_DESCRIPTION OF THE TASK_.
The exercise asks you to copy every line below in which "document" appears.

_DATA IN THIS EXERCISE_.
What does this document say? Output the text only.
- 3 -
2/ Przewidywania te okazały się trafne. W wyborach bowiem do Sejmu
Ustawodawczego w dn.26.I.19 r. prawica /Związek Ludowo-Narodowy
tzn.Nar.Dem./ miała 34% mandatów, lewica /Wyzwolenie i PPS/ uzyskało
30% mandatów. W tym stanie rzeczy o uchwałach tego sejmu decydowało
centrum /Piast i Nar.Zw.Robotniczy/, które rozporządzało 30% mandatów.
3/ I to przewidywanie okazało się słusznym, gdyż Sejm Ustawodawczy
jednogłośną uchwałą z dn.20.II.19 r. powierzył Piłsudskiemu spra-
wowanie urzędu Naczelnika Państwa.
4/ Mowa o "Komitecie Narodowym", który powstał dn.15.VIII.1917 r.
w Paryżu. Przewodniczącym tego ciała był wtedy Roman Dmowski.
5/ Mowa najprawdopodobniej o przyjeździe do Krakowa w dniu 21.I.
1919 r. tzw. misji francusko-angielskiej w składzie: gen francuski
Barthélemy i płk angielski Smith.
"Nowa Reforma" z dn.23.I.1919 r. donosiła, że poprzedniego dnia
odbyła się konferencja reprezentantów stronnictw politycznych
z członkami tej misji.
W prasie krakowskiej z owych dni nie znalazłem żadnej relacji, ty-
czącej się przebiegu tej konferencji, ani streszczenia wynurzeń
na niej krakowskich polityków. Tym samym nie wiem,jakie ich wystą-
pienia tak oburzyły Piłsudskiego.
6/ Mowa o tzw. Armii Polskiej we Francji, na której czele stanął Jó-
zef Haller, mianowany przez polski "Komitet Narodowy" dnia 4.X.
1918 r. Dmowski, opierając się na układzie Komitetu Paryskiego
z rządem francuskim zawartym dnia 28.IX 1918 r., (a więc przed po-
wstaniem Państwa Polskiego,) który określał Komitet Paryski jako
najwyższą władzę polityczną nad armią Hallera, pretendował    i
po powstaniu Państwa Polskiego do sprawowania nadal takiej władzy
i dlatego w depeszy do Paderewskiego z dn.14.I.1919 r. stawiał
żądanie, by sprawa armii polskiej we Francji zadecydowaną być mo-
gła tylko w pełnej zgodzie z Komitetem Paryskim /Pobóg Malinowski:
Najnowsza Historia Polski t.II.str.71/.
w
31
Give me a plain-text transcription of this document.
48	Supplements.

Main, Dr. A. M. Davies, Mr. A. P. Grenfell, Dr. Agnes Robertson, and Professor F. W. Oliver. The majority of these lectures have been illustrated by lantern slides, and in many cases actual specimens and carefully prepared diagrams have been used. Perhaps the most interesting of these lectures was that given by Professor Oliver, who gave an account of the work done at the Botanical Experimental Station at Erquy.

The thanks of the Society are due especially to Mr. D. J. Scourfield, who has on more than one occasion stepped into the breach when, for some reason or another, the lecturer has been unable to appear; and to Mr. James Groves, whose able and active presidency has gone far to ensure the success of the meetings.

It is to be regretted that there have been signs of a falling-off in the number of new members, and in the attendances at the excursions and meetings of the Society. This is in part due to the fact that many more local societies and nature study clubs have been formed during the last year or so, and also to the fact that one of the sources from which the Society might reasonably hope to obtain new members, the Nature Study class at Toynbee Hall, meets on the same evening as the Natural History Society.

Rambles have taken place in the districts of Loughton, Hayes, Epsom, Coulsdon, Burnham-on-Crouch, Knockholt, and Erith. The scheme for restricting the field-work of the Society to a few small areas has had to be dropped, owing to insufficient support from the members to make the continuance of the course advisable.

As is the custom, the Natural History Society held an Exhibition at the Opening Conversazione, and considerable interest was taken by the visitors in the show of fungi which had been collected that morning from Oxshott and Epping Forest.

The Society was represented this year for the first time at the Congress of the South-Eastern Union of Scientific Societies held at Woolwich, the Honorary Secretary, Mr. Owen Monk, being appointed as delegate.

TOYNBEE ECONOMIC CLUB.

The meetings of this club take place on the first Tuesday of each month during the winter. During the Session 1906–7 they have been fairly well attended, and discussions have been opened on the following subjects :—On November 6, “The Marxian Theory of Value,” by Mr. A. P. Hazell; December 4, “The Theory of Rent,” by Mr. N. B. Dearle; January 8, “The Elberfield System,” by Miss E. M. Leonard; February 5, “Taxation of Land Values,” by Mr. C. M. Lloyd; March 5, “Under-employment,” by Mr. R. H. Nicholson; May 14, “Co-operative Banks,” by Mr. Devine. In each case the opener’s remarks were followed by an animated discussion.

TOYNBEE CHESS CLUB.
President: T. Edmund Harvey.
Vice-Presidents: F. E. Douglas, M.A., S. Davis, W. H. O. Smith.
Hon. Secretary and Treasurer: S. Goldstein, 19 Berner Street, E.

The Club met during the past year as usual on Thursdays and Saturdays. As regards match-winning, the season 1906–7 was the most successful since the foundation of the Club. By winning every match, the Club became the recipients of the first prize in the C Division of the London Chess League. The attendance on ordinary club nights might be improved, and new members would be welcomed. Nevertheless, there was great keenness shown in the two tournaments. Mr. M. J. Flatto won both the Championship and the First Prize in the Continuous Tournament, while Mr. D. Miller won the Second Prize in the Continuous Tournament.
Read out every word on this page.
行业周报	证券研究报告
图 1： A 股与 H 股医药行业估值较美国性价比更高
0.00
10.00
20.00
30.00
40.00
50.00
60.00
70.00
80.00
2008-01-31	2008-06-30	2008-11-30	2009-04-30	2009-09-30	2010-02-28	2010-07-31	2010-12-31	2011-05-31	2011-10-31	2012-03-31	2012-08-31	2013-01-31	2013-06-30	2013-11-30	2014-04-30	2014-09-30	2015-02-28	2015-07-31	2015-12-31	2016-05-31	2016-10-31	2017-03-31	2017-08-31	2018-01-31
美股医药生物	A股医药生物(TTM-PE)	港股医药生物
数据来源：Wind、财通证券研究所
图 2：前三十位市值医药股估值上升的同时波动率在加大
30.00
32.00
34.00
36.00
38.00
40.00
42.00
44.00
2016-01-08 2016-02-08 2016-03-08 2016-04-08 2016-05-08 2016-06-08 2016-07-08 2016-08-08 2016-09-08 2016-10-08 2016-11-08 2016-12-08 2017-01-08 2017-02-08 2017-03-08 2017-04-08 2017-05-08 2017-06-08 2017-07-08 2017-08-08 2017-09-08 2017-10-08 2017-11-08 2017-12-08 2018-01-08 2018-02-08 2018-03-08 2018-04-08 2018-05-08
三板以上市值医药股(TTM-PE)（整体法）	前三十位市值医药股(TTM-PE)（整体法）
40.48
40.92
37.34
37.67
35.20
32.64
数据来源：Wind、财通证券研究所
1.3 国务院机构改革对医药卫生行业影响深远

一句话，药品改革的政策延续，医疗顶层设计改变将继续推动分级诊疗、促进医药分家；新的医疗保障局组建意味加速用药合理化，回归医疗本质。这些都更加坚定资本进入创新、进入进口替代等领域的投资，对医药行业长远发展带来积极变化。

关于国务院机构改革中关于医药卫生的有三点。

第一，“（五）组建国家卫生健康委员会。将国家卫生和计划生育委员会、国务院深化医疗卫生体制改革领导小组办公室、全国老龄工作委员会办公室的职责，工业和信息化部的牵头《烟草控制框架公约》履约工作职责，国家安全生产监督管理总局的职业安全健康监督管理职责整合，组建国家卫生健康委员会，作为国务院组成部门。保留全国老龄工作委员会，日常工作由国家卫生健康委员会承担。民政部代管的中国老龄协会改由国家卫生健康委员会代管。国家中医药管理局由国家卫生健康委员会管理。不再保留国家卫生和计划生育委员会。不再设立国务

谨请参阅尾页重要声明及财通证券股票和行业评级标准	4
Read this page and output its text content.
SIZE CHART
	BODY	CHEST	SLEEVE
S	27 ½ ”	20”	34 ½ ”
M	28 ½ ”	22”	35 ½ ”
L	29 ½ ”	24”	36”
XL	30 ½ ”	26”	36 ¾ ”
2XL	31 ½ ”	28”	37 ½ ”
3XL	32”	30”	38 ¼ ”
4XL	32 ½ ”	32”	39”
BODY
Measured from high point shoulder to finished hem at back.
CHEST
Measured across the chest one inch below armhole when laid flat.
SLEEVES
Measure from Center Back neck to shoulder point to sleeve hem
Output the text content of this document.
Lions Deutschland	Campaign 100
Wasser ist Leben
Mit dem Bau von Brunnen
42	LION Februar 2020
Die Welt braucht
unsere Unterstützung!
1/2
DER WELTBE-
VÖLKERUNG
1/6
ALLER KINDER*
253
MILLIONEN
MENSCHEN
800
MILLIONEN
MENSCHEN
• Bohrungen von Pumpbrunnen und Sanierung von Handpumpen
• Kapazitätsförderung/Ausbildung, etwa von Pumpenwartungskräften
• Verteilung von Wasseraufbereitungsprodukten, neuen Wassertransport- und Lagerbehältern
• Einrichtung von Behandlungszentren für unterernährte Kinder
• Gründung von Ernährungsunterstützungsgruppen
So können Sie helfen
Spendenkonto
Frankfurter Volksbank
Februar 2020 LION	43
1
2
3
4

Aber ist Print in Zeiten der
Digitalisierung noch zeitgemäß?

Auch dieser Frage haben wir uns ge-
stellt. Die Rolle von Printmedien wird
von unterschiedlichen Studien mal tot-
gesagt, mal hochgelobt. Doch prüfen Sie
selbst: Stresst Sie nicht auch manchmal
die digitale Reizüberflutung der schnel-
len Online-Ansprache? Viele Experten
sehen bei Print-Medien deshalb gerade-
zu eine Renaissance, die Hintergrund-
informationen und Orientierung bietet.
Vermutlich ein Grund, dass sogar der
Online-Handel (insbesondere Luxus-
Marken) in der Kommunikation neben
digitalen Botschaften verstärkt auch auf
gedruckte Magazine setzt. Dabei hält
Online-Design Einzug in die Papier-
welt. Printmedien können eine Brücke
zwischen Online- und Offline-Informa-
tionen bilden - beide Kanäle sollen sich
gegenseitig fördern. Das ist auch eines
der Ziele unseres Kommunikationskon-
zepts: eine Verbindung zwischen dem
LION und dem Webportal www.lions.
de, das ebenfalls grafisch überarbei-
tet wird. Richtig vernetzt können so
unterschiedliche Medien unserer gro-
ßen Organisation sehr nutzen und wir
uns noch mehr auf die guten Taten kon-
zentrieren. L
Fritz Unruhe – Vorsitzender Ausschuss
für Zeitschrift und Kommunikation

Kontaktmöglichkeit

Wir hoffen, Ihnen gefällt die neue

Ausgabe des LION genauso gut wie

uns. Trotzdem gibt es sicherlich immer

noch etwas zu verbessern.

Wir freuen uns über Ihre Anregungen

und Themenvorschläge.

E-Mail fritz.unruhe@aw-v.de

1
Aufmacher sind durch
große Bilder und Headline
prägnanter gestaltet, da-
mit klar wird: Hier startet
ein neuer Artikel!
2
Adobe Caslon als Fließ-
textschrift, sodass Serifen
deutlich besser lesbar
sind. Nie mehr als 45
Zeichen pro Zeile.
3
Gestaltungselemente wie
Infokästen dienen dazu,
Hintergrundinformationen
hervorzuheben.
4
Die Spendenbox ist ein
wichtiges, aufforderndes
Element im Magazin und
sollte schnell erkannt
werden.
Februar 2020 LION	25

_RIGHT ANSWER_.
What does this document say? Output the text only.
Give me a plain-text transcription of this document.
Output the text content of this document.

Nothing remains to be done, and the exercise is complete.